課題文: 下のアダルトチルドレンについての文章から、「そして、そのACたちとどう付」から「という本に戻りました。」までを、その語句も含めて一字一句そのまま書き写すこと。

ページ抜粋:
ISBN:4772405615 単行本 白根 伊登恵 金剛出版 1997/10 ¥2,100

AC(アダルトチルドレン)の家族・兄弟は確実にみんなACだし、AC同士は惹きあうから、AC同士で友達になってしまって、ACの回りにはACがいっぱいいる。そういうものなのです。

そして、そのACたちとどう付き合えばいいのかが、ここ数年の私の大きな悩みでもあったのです。

私は回復の途上にある人間だから、もとからまともな人より、うんと敏感にAC的発想を感じ取れてしまう。「その発想はまずい!」とどうしても注意したくなってしまう。それも過激に。なんせ、回復途上にある人間ですからね。まずい発想がいかにまずいのかというのが、「自分の痛み」としてわかってしまう。他人事ではないわけです。

やっと「健全な考え方」に沿って生きるということを学びはじめたのに、身の回りに不健全な発想が散見されるとえらく気になってくるわけですね。

そんなこともあって、アダルトチルドレンに関して、もう少し幅広い知識が必要かも知れないと思って、いろいろまた読みあさっていたのですが、結局、とどのつまりは、もっとも原典ともいうべき

「アダルト・チルドレン―アルコール問題家族で育った子供たち」
という本に戻りました。

これは前に紹介した

「なぜいつも、あなたの恋愛はうまくいかないのか―アダルト・チルドレンの恋愛と結婚の神話」

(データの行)
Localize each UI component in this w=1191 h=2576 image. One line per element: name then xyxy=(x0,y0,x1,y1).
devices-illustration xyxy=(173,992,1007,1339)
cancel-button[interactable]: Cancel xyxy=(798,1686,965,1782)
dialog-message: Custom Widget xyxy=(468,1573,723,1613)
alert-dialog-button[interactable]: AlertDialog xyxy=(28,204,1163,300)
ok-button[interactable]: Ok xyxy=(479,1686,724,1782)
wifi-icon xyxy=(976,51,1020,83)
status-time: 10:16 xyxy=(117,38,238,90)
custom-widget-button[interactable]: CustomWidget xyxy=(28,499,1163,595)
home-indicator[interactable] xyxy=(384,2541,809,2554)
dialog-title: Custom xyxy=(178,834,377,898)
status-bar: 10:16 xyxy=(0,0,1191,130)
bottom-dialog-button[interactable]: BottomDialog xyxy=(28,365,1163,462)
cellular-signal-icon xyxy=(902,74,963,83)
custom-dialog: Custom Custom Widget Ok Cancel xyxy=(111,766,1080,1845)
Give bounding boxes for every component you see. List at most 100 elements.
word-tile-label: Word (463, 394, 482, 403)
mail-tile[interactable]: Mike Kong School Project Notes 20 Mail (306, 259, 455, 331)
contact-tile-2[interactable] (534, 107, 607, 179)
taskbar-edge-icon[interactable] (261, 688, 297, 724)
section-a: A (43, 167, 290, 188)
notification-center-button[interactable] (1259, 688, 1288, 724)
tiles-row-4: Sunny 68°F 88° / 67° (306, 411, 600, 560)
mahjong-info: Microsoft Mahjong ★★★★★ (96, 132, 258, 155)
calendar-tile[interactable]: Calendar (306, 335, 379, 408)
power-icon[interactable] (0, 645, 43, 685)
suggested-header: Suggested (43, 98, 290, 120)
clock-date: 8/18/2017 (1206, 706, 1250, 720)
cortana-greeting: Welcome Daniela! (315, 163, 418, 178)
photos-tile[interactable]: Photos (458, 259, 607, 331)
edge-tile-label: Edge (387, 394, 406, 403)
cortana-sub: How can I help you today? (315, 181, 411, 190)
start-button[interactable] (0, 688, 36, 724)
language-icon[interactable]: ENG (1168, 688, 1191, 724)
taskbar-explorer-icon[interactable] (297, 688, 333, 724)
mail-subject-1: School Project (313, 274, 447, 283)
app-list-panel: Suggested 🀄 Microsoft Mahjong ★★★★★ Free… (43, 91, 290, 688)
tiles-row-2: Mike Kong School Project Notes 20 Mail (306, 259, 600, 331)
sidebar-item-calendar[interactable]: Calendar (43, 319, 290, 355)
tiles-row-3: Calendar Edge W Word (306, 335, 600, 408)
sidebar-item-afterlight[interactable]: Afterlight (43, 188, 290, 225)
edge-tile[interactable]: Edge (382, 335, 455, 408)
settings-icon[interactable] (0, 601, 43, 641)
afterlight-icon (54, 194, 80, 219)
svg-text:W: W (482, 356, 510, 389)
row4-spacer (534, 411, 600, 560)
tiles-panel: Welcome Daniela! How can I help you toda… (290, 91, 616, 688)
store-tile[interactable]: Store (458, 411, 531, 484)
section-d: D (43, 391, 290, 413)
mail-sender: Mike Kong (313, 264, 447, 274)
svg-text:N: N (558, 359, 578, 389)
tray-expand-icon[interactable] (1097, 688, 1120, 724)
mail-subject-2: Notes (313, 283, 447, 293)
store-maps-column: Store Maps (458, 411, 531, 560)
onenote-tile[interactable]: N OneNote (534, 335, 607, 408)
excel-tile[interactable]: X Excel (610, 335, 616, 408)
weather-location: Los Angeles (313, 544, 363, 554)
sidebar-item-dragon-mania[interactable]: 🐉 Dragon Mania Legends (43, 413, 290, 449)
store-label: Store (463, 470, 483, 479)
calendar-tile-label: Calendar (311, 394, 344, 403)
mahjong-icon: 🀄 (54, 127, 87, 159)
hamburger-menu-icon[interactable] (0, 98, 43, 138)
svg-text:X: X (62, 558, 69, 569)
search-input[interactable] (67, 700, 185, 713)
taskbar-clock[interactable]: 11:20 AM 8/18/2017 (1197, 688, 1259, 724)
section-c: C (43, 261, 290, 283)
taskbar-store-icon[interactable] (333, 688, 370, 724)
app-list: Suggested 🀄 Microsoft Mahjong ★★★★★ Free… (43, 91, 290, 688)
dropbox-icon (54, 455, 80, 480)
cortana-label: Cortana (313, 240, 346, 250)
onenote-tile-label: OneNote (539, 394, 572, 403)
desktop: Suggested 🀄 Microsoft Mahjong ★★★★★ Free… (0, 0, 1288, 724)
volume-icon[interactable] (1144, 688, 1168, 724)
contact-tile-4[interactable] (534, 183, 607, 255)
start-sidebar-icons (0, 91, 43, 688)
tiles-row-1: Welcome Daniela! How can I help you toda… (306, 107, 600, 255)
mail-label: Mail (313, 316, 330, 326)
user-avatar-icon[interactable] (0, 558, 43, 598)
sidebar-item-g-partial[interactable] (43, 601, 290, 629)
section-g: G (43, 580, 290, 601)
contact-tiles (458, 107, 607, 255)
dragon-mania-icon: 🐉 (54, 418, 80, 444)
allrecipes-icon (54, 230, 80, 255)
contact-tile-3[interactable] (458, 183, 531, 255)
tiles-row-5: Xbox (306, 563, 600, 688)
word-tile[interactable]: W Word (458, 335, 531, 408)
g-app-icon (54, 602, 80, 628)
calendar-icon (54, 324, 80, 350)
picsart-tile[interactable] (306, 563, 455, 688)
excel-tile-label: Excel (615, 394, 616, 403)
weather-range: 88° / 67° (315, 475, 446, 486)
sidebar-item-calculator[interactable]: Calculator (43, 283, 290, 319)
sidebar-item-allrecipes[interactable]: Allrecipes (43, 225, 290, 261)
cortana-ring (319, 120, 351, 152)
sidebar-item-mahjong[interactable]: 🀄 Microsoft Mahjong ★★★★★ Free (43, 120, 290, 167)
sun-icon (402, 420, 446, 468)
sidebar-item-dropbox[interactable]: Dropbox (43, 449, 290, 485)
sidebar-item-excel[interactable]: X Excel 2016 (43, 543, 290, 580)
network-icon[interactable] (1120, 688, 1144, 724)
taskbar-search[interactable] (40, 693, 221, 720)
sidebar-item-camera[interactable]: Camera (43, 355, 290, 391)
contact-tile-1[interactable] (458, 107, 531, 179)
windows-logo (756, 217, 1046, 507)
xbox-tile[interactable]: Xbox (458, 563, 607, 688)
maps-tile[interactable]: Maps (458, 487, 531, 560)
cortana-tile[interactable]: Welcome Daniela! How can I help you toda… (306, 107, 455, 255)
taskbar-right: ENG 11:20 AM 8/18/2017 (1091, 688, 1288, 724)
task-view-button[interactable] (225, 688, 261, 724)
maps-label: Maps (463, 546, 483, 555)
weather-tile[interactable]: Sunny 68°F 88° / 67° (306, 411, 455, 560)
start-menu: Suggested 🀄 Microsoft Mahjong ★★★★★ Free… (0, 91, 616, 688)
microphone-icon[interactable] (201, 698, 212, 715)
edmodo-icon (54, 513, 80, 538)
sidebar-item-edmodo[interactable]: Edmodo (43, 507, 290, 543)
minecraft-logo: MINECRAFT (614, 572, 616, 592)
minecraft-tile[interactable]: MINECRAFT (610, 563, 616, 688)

回答全文:
そして、そのACたちとどう付き合えばいいのかが、ここ数年の私の大きな悩みでもあったのです。

私は回復の途上にある人間だから、もとからまともな人より、うんと敏感にAC的発想を感じ取れてしまう。「その発想はまずい!」とどうしても注意したくなってしまう。それも過激に。なんせ、回復途上にある人間ですからね。まずい発想がいかにまずいのかというのが、「自分の痛み」としてわかってしまう。他人事ではないわけです。

やっと「健全な考え方」に沿って生きるということを学びはじめたのに、身の回りに不健全な発想が散見されるとえらく気になってくるわけですね。

そんなこともあって、アダルトチルドレンに関して、もう少し幅広い知識が必要かも知れないと思って、いろいろまた読みあさっていたのですが、結局、とどのつまりは、もっとも原典ともいうべき

「アダルト・チルドレン―アルコール問題家族で育った子供たち」
という本に戻りました。